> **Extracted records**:

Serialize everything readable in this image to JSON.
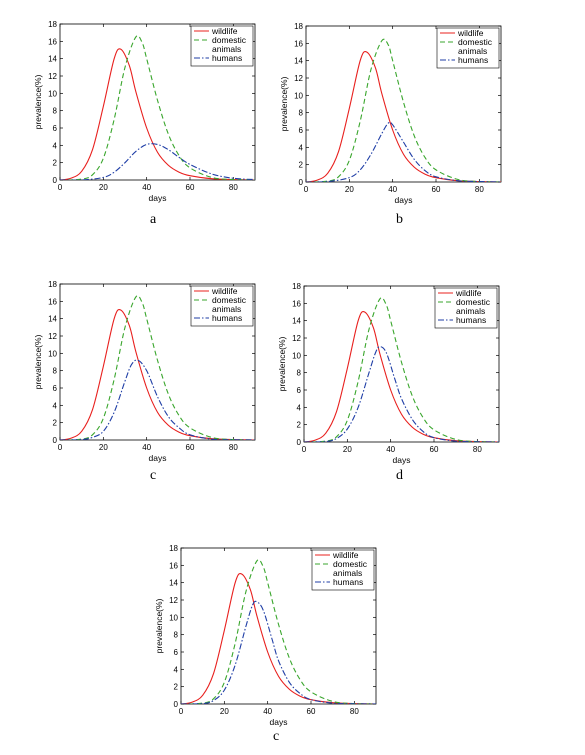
{
  "colors": {
    "wildlife": "#e8201e",
    "domestic": "#3aa62d",
    "humans": "#1f3ea6"
  },
  "panels": [
    {
      "letter": "a"
    },
    {
      "letter": "b"
    },
    {
      "letter": "c"
    },
    {
      "letter": "d"
    },
    {
      "letter": "c"
    }
  ],
  "chart_data": [
    {
      "type": "line",
      "panel": "a",
      "xlabel": "days",
      "ylabel": "prevalence(%)",
      "xlim": [
        0,
        90
      ],
      "ylim": [
        0,
        18
      ],
      "xticks": [
        0,
        20,
        40,
        60,
        80
      ],
      "yticks": [
        0,
        2,
        4,
        6,
        8,
        10,
        12,
        14,
        16,
        18
      ],
      "legend": "top-right",
      "grid": false,
      "legend_entries": [
        "wildlife",
        "domestic",
        "animals",
        "humans"
      ],
      "series": [
        {
          "name": "wildlife",
          "style": "solid",
          "x": [
            0,
            5,
            10,
            15,
            20,
            25,
            28,
            32,
            35,
            40,
            45,
            50,
            55,
            60,
            70,
            80,
            90
          ],
          "y": [
            0,
            0.2,
            1.0,
            3.5,
            8.5,
            14,
            15.1,
            13.2,
            10.2,
            6.0,
            3.2,
            1.7,
            0.9,
            0.5,
            0.15,
            0.05,
            0
          ]
        },
        {
          "name": "domestic animals",
          "style": "dashed",
          "x": [
            0,
            10,
            15,
            20,
            25,
            30,
            35,
            38,
            40,
            45,
            50,
            55,
            60,
            70,
            80,
            90
          ],
          "y": [
            0,
            0.1,
            0.6,
            2.5,
            7.0,
            13.0,
            16.5,
            15.8,
            14.0,
            9.2,
            5.3,
            2.8,
            1.4,
            0.3,
            0.05,
            0
          ]
        },
        {
          "name": "humans",
          "style": "dashdot",
          "x": [
            0,
            10,
            20,
            25,
            30,
            35,
            40,
            45,
            50,
            55,
            60,
            70,
            80,
            90
          ],
          "y": [
            0,
            0,
            0.3,
            0.9,
            2.0,
            3.3,
            4.1,
            4.1,
            3.5,
            2.6,
            1.8,
            0.7,
            0.2,
            0.05
          ]
        }
      ]
    },
    {
      "type": "line",
      "panel": "b",
      "xlabel": "days",
      "ylabel": "prevalence(%)",
      "xlim": [
        0,
        90
      ],
      "ylim": [
        0,
        18
      ],
      "xticks": [
        0,
        20,
        40,
        60,
        80
      ],
      "yticks": [
        0,
        2,
        4,
        6,
        8,
        10,
        12,
        14,
        16,
        18
      ],
      "legend": "top-right",
      "grid": false,
      "legend_entries": [
        "wildlife",
        "domestic",
        "animals",
        "humans"
      ],
      "series": [
        {
          "name": "wildlife",
          "style": "solid",
          "x": [
            0,
            5,
            10,
            15,
            20,
            25,
            28,
            32,
            35,
            40,
            45,
            50,
            55,
            60,
            70,
            80,
            90
          ],
          "y": [
            0,
            0.2,
            1.0,
            3.5,
            8.5,
            14,
            15.0,
            13.2,
            10.2,
            6.0,
            3.2,
            1.7,
            0.9,
            0.5,
            0.15,
            0.05,
            0
          ]
        },
        {
          "name": "domestic animals",
          "style": "dashed",
          "x": [
            0,
            10,
            15,
            20,
            25,
            30,
            35,
            38,
            40,
            45,
            50,
            55,
            60,
            70,
            80,
            90
          ],
          "y": [
            0,
            0.1,
            0.6,
            2.5,
            7.0,
            13.0,
            16.3,
            15.8,
            14.0,
            9.2,
            5.3,
            2.8,
            1.4,
            0.3,
            0.05,
            0
          ]
        },
        {
          "name": "humans",
          "style": "dashdot",
          "x": [
            0,
            10,
            20,
            25,
            30,
            35,
            38,
            40,
            45,
            50,
            55,
            60,
            70,
            80,
            90
          ],
          "y": [
            0,
            0.05,
            0.5,
            1.4,
            3.2,
            5.6,
            6.8,
            6.6,
            4.6,
            2.6,
            1.3,
            0.6,
            0.15,
            0.05,
            0
          ]
        }
      ]
    },
    {
      "type": "line",
      "panel": "c",
      "xlabel": "days",
      "ylabel": "prevalence(%)",
      "xlim": [
        0,
        90
      ],
      "ylim": [
        0,
        18
      ],
      "xticks": [
        0,
        20,
        40,
        60,
        80
      ],
      "yticks": [
        0,
        2,
        4,
        6,
        8,
        10,
        12,
        14,
        16,
        18
      ],
      "legend": "top-right",
      "grid": false,
      "legend_entries": [
        "wildlife",
        "domestic",
        "animals",
        "humans"
      ],
      "series": [
        {
          "name": "wildlife",
          "style": "solid",
          "x": [
            0,
            5,
            10,
            15,
            20,
            25,
            28,
            32,
            35,
            40,
            45,
            50,
            55,
            60,
            70,
            80,
            90
          ],
          "y": [
            0,
            0.2,
            1.0,
            3.5,
            8.5,
            14,
            15.0,
            13.2,
            10.2,
            6.0,
            3.2,
            1.7,
            0.9,
            0.5,
            0.15,
            0.05,
            0
          ]
        },
        {
          "name": "domestic animals",
          "style": "dashed",
          "x": [
            0,
            10,
            15,
            20,
            25,
            30,
            35,
            38,
            40,
            45,
            50,
            55,
            60,
            70,
            80,
            90
          ],
          "y": [
            0,
            0.1,
            0.6,
            2.5,
            7.0,
            13.0,
            16.5,
            15.8,
            14.0,
            9.2,
            5.3,
            2.8,
            1.4,
            0.3,
            0.05,
            0
          ]
        },
        {
          "name": "humans",
          "style": "dashdot",
          "x": [
            0,
            10,
            15,
            20,
            25,
            30,
            33,
            36,
            40,
            45,
            50,
            55,
            60,
            70,
            80,
            90
          ],
          "y": [
            0,
            0.05,
            0.3,
            1.0,
            3.2,
            6.8,
            8.7,
            9.2,
            8.0,
            5.0,
            2.7,
            1.4,
            0.6,
            0.1,
            0.02,
            0
          ]
        }
      ]
    },
    {
      "type": "line",
      "panel": "d",
      "xlabel": "days",
      "ylabel": "prevalence(%)",
      "xlim": [
        0,
        90
      ],
      "ylim": [
        0,
        18
      ],
      "xticks": [
        0,
        20,
        40,
        60,
        80
      ],
      "yticks": [
        0,
        2,
        4,
        6,
        8,
        10,
        12,
        14,
        16,
        18
      ],
      "legend": "top-right",
      "grid": false,
      "legend_entries": [
        "wildlife",
        "domestic",
        "animals",
        "humans"
      ],
      "series": [
        {
          "name": "wildlife",
          "style": "solid",
          "x": [
            0,
            5,
            10,
            15,
            20,
            25,
            28,
            32,
            35,
            40,
            45,
            50,
            55,
            60,
            70,
            80,
            90
          ],
          "y": [
            0,
            0.2,
            1.0,
            3.5,
            8.5,
            14,
            15.0,
            13.2,
            10.2,
            6.0,
            3.2,
            1.7,
            0.9,
            0.5,
            0.15,
            0.05,
            0
          ]
        },
        {
          "name": "domestic animals",
          "style": "dashed",
          "x": [
            0,
            10,
            15,
            20,
            25,
            30,
            35,
            38,
            40,
            45,
            50,
            55,
            60,
            70,
            80,
            90
          ],
          "y": [
            0,
            0.1,
            0.6,
            2.5,
            7.0,
            13.0,
            16.5,
            15.8,
            14.0,
            9.2,
            5.3,
            2.8,
            1.4,
            0.3,
            0.05,
            0
          ]
        },
        {
          "name": "humans",
          "style": "dashdot",
          "x": [
            0,
            10,
            15,
            20,
            25,
            30,
            33,
            35,
            38,
            42,
            45,
            50,
            55,
            60,
            70,
            80,
            90
          ],
          "y": [
            0,
            0.05,
            0.4,
            1.5,
            4.0,
            8.0,
            10.3,
            11.0,
            10.3,
            7.2,
            5.0,
            2.6,
            1.2,
            0.5,
            0.1,
            0.02,
            0
          ]
        }
      ]
    },
    {
      "type": "line",
      "panel": "c",
      "xlabel": "days",
      "ylabel": "prevalence(%)",
      "xlim": [
        0,
        90
      ],
      "ylim": [
        0,
        18
      ],
      "xticks": [
        0,
        20,
        40,
        60,
        80
      ],
      "yticks": [
        0,
        2,
        4,
        6,
        8,
        10,
        12,
        14,
        16,
        18
      ],
      "legend": "top-right",
      "grid": false,
      "legend_entries": [
        "wildlife",
        "domestic",
        "animals",
        "humans"
      ],
      "series": [
        {
          "name": "wildlife",
          "style": "solid",
          "x": [
            0,
            5,
            10,
            15,
            20,
            25,
            28,
            32,
            35,
            40,
            45,
            50,
            55,
            60,
            70,
            80,
            90
          ],
          "y": [
            0,
            0.2,
            1.0,
            3.5,
            8.5,
            14,
            15.0,
            13.2,
            10.2,
            6.0,
            3.2,
            1.7,
            0.9,
            0.5,
            0.15,
            0.05,
            0
          ]
        },
        {
          "name": "domestic animals",
          "style": "dashed",
          "x": [
            0,
            10,
            15,
            20,
            25,
            30,
            35,
            38,
            40,
            45,
            50,
            55,
            60,
            70,
            80,
            90
          ],
          "y": [
            0,
            0.1,
            0.6,
            2.5,
            7.0,
            13.0,
            16.5,
            15.8,
            14.0,
            9.2,
            5.3,
            2.8,
            1.4,
            0.3,
            0.05,
            0
          ]
        },
        {
          "name": "humans",
          "style": "dashdot",
          "x": [
            0,
            10,
            15,
            20,
            25,
            30,
            33,
            35,
            38,
            42,
            45,
            50,
            55,
            60,
            70,
            80,
            90
          ],
          "y": [
            0,
            0.05,
            0.4,
            1.6,
            4.5,
            9.0,
            11.4,
            11.8,
            10.8,
            7.5,
            5.0,
            2.5,
            1.2,
            0.5,
            0.1,
            0.02,
            0
          ]
        }
      ]
    }
  ]
}
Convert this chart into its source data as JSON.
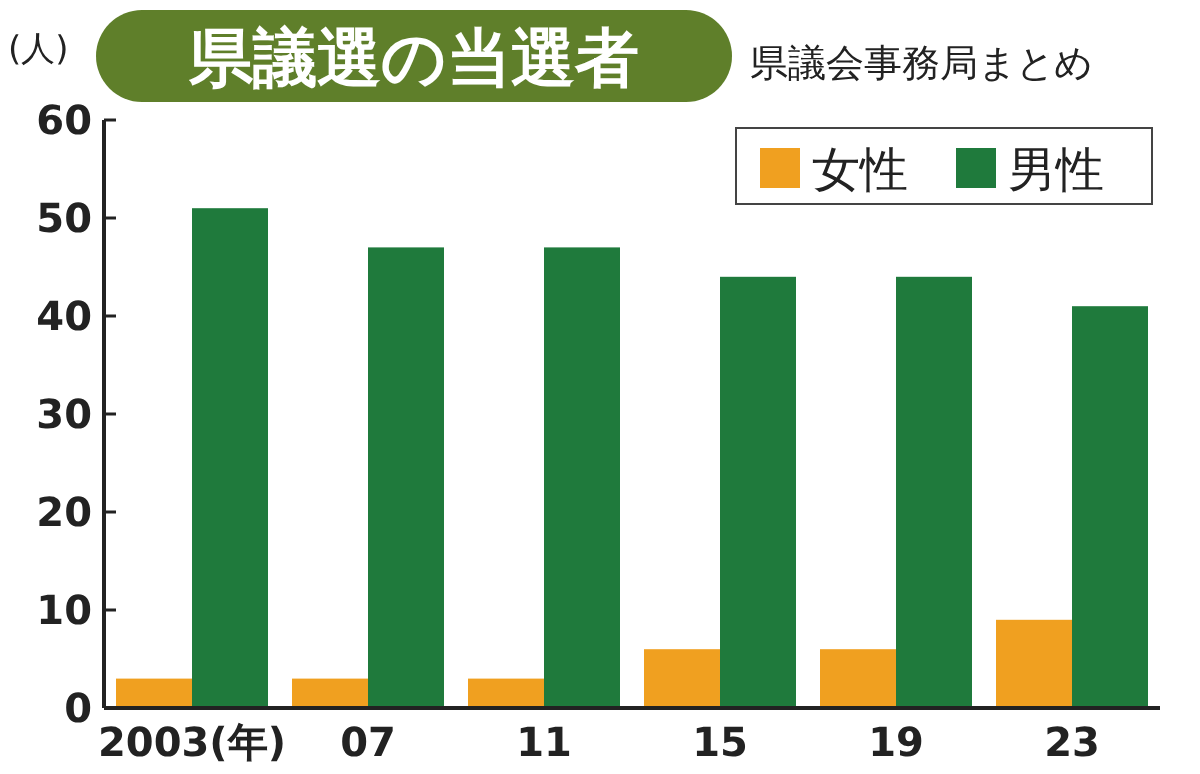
{
  "chart_data": {
    "type": "bar",
    "title": "県議選の当選者",
    "subtitle": "県議会事務局まとめ",
    "ylabel": "(人)",
    "categories": [
      "2003(年)",
      "07",
      "11",
      "15",
      "19",
      "23"
    ],
    "series": [
      {
        "name": "女性",
        "color": "#f0a020",
        "values": [
          3,
          3,
          3,
          6,
          6,
          9
        ]
      },
      {
        "name": "男性",
        "color": "#1f7a3c",
        "values": [
          51,
          47,
          47,
          44,
          44,
          41
        ]
      }
    ],
    "ylim": [
      0,
      60
    ],
    "yticks": [
      0,
      10,
      20,
      30,
      40,
      50,
      60
    ],
    "legend": "top right"
  }
}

> **PROMPT**:
Reproduce the lines of the listing exactly, starting at the one that contains "Convert this chart" and continuing through the final line, but leave out the pictures.

> **WORKED ANSWER**:
Convert this chart into its source data as JSON.
{
  "chart_data": {
    "type": "bar",
    "title": "県議選の当選者",
    "subtitle": "県議会事務局まとめ",
    "ylabel": "(人)",
    "categories": [
      "2003(年)",
      "07",
      "11",
      "15",
      "19",
      "23"
    ],
    "series": [
      {
        "name": "女性",
        "color": "#f0a020",
        "values": [
          3,
          3,
          3,
          6,
          6,
          9
        ]
      },
      {
        "name": "男性",
        "color": "#1f7a3c",
        "values": [
          51,
          47,
          47,
          44,
          44,
          41
        ]
      }
    ],
    "ylim": [
      0,
      60
    ],
    "yticks": [
      0,
      10,
      20,
      30,
      40,
      50,
      60
    ],
    "legend": "top right"
  }
}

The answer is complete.